### PROBLEM TO WORK ON
Each line below should be quoted exactly, please.

### DATA IN THIS EXERCISE

══════

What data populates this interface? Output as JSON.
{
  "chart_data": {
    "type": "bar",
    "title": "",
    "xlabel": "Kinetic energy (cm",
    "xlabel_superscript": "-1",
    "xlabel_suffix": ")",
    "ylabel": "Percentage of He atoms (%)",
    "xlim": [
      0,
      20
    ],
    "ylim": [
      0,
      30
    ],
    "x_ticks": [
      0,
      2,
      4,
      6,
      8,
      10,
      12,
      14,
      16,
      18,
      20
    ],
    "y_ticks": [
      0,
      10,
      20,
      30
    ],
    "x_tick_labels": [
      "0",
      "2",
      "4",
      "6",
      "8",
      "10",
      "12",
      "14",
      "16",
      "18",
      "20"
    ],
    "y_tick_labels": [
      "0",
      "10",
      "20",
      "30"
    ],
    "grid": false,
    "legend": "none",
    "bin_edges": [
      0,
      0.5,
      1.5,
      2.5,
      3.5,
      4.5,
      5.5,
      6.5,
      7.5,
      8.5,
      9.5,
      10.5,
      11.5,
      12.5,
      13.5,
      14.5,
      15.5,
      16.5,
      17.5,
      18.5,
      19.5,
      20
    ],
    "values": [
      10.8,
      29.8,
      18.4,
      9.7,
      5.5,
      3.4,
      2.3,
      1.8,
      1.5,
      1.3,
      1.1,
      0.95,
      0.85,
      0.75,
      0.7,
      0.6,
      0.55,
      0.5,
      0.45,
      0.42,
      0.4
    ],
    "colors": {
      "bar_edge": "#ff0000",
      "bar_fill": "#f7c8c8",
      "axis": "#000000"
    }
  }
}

══════

### FINAL ANSWER
What data populates this interface? Output as JSON.
{
  "chart_data": {
    "type": "bar",
    "title": "",
    "xlabel": "Kinetic energy (cm",
    "xlabel_superscript": "-1",
    "xlabel_suffix": ")",
    "ylabel": "Percentage of He atoms (%)",
    "xlim": [
      0,
      20
    ],
    "ylim": [
      0,
      30
    ],
    "x_ticks": [
      0,
      2,
      4,
      6,
      8,
      10,
      12,
      14,
      16,
      18,
      20
    ],
    "y_ticks": [
      0,
      10,
      20,
      30
    ],
    "x_tick_labels": [
      "0",
      "2",
      "4",
      "6",
      "8",
      "10",
      "12",
      "14",
      "16",
      "18",
      "20"
    ],
    "y_tick_labels": [
      "0",
      "10",
      "20",
      "30"
    ],
    "grid": false,
    "legend": "none",
    "bin_edges": [
      0,
      0.5,
      1.5,
      2.5,
      3.5,
      4.5,
      5.5,
      6.5,
      7.5,
      8.5,
      9.5,
      10.5,
      11.5,
      12.5,
      13.5,
      14.5,
      15.5,
      16.5,
      17.5,
      18.5,
      19.5,
      20
    ],
    "values": [
      10.8,
      29.8,
      18.4,
      9.7,
      5.5,
      3.4,
      2.3,
      1.8,
      1.5,
      1.3,
      1.1,
      0.95,
      0.85,
      0.75,
      0.7,
      0.6,
      0.55,
      0.5,
      0.45,
      0.42,
      0.4
    ],
    "colors": {
      "bar_edge": "#ff0000",
      "bar_fill": "#f7c8c8",
      "axis": "#000000"
    }
  }
}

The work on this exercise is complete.